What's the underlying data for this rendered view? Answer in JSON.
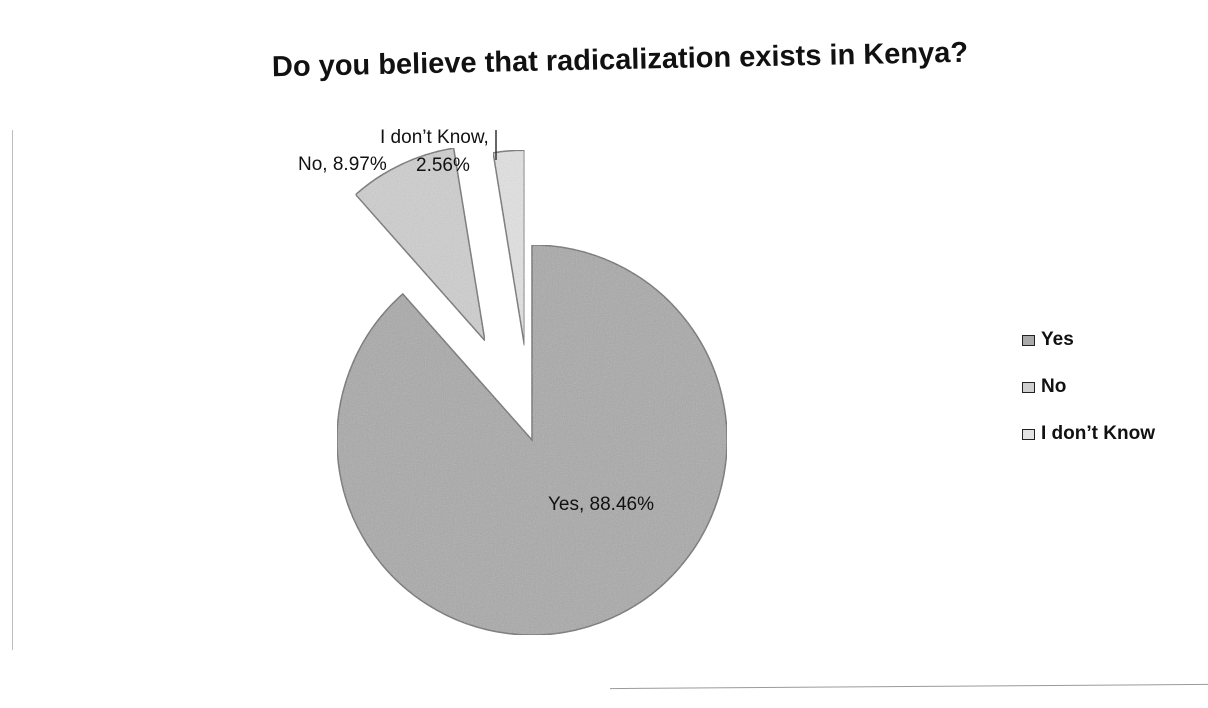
{
  "chart_data": {
    "type": "pie",
    "title": "Do you believe that radicalization exists in Kenya?",
    "categories": [
      "Yes",
      "No",
      "I don't Know"
    ],
    "values": [
      88.46,
      8.97,
      2.56
    ],
    "data_labels": [
      "Yes, 88.46%",
      "No, 8.97%",
      "I don’t Know, 2.56%"
    ],
    "label_lines": {
      "yes": "Yes, 88.46%",
      "no": "No, 8.97%",
      "idk_line1": "I don’t Know,",
      "idk_line2": "2.56%"
    },
    "legend": {
      "placement": "right",
      "entries": [
        "Yes",
        "No",
        "I don’t Know"
      ]
    },
    "exploded": [
      "No",
      "I don't Know"
    ],
    "colors": {
      "Yes": "#a9a9a9",
      "No": "#cfcfcf",
      "I don't Know": "#e3e3e3",
      "outline": "#6e6e6e"
    }
  }
}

┄┄┄┄┄┄┄┄┄┄

#### Instructions for the task
Copy each line of the records containing the string "Know".

#### Correct result
      "I don't Know"
      "I don’t Know, 2.56%"
      "idk_line1": "I don’t Know,",
        "I don’t Know"
      "I don't Know"
      "I don't Know": "#e3e3e3",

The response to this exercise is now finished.